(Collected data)

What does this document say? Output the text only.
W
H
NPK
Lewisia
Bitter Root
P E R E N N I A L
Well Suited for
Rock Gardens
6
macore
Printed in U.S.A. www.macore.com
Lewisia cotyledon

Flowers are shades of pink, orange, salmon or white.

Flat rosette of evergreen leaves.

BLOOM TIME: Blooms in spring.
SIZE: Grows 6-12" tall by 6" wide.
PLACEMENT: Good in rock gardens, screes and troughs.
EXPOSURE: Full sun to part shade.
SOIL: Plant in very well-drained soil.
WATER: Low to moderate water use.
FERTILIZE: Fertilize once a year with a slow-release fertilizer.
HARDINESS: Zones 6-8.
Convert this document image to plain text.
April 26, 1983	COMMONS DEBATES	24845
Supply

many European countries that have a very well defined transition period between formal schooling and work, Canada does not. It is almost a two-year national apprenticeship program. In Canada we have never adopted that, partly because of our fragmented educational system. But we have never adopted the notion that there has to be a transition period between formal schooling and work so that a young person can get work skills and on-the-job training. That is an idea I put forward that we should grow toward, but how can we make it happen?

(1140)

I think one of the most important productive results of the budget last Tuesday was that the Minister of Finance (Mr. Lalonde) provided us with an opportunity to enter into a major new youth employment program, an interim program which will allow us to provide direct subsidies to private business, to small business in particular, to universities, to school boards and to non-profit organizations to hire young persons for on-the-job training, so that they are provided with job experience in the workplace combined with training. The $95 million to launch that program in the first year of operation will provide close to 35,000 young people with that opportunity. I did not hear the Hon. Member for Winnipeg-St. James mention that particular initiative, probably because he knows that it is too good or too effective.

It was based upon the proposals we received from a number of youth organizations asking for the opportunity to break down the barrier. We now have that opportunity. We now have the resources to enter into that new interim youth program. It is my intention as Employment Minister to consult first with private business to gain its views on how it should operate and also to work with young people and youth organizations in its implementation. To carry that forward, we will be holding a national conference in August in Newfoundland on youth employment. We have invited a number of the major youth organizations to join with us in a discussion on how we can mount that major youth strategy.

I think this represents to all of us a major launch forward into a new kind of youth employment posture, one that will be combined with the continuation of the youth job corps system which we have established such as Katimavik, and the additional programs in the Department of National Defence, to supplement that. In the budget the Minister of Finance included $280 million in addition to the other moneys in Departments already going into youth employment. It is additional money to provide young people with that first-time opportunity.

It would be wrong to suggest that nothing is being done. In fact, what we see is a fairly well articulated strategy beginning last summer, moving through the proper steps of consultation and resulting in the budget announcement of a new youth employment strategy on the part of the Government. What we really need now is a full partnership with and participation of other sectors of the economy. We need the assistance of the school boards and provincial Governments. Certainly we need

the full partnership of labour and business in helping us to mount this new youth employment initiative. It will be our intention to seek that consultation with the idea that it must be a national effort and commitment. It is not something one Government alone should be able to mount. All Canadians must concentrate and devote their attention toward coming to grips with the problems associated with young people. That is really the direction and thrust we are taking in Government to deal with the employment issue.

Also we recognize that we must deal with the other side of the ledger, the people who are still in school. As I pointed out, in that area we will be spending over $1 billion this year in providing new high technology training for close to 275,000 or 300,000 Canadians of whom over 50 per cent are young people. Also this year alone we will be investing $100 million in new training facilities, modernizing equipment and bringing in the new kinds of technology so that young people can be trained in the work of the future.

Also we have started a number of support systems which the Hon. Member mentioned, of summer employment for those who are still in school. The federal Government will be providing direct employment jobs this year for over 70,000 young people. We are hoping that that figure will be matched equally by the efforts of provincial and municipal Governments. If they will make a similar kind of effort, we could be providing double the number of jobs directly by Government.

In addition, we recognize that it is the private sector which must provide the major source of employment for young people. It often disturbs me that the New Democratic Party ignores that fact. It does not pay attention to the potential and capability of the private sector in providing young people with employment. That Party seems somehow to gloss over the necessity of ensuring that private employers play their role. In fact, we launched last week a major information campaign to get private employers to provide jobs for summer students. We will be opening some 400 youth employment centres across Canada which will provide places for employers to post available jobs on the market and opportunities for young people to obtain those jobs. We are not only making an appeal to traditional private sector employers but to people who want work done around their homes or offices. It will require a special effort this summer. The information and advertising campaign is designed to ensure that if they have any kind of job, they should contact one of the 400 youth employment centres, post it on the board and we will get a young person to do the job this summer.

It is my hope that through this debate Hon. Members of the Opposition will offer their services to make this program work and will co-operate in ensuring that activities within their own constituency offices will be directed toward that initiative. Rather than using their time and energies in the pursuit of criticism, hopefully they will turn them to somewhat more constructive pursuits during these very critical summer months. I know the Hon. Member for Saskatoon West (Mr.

- [WHAT THE TASK REQUIRES] From the records above, extract every entry exactly as given.

- [TASK RESULT]
What does this document say? Output the text only.
W
H
NPK
Lewisia
Bitter Root
P E R E N N I A L
Well Suited for
Rock Gardens
6
macore
Printed in U.S.A. www.macore.com
Lewisia cotyledon

Flowers are shades of pink, orange, salmon or white.

Flat rosette of evergreen leaves.

BLOOM TIME: Blooms in spring.
SIZE: Grows 6-12" tall by 6" wide.
PLACEMENT: Good in rock gardens, screes and troughs.
EXPOSURE: Full sun to part shade.
SOIL: Plant in very well-drained soil.
WATER: Low to moderate water use.
FERTILIZE: Fertilize once a year with a slow-release fertilizer.
HARDINESS: Zones 6-8.
Convert this document image to plain text.
April 26, 1983	COMMONS DEBATES	24845
Supply

many European countries that have a very well defined transition period between formal schooling and work, Canada does not. It is almost a two-year national apprenticeship program. In Canada we have never adopted that, partly because of our fragmented educational system. But we have never adopted the notion that there has to be a transition period between formal schooling and work so that a young person can get work skills and on-the-job training. That is an idea I put forward that we should grow toward, but how can we make it happen?

(1140)

I think one of the most important productive results of the budget last Tuesday was that the Minister of Finance (Mr. Lalonde) provided us with an opportunity to enter into a major new youth employment program, an interim program which will allow us to provide direct subsidies to private business, to small business in particular, to universities, to school boards and to non-profit organizations to hire young persons for on-the-job training, so that they are provided with job experience in the workplace combined with training. The $95 million to launch that program in the first year of operation will provide close to 35,000 young people with that opportunity. I did not hear the Hon. Member for Winnipeg-St. James mention that particular initiative, probably because he knows that it is too good or too effective.

It was based upon the proposals we received from a number of youth organizations asking for the opportunity to break down the barrier. We now have that opportunity. We now have the resources to enter into that new interim youth program. It is my intention as Employment Minister to consult first with private business to gain its views on how it should operate and also to work with young people and youth organizations in its implementation. To carry that forward, we will be holding a national conference in August in Newfoundland on youth employment. We have invited a number of the major youth organizations to join with us in a discussion on how we can mount that major youth strategy.

I think this represents to all of us a major launch forward into a new kind of youth employment posture, one that will be combined with the continuation of the youth job corps system which we have established such as Katimavik, and the additional programs in the Department of National Defence, to supplement that. In the budget the Minister of Finance included $280 million in addition to the other moneys in Departments already going into youth employment. It is additional money to provide young people with that first-time opportunity.

It would be wrong to suggest that nothing is being done. In fact, what we see is a fairly well articulated strategy beginning last summer, moving through the proper steps of consultation and resulting in the budget announcement of a new youth employment strategy on the part of the Government. What we really need now is a full partnership with and participation of other sectors of the economy. We need the assistance of the school boards and provincial Governments. Certainly we need

the full partnership of labour and business in helping us to mount this new youth employment initiative. It will be our intention to seek that consultation with the idea that it must be a national effort and commitment. It is not something one Government alone should be able to mount. All Canadians must concentrate and devote their attention toward coming to grips with the problems associated with young people. That is really the direction and thrust we are taking in Government to deal with the employment issue.

Also we recognize that we must deal with the other side of the ledger, the people who are still in school. As I pointed out, in that area we will be spending over $1 billion this year in providing new high technology training for close to 275,000 or 300,000 Canadians of whom over 50 per cent are young people. Also this year alone we will be investing $100 million in new training facilities, modernizing equipment and bringing in the new kinds of technology so that young people can be trained in the work of the future.

Also we have started a number of support systems which the Hon. Member mentioned, of summer employment for those who are still in school. The federal Government will be providing direct employment jobs this year for over 70,000 young people. We are hoping that that figure will be matched equally by the efforts of provincial and municipal Governments. If they will make a similar kind of effort, we could be providing double the number of jobs directly by Government.

In addition, we recognize that it is the private sector which must provide the major source of employment for young people. It often disturbs me that the New Democratic Party ignores that fact. It does not pay attention to the potential and capability of the private sector in providing young people with employment. That Party seems somehow to gloss over the necessity of ensuring that private employers play their role. In fact, we launched last week a major information campaign to get private employers to provide jobs for summer students. We will be opening some 400 youth employment centres across Canada which will provide places for employers to post available jobs on the market and opportunities for young people to obtain those jobs. We are not only making an appeal to traditional private sector employers but to people who want work done around their homes or offices. It will require a special effort this summer. The information and advertising campaign is designed to ensure that if they have any kind of job, they should contact one of the 400 youth employment centres, post it on the board and we will get a young person to do the job this summer.

It is my hope that through this debate Hon. Members of the Opposition will offer their services to make this program work and will co-operate in ensuring that activities within their own constituency offices will be directed toward that initiative. Rather than using their time and energies in the pursuit of criticism, hopefully they will turn them to somewhat more constructive pursuits during these very critical summer months. I know the Hon. Member for Saskatoon West (Mr.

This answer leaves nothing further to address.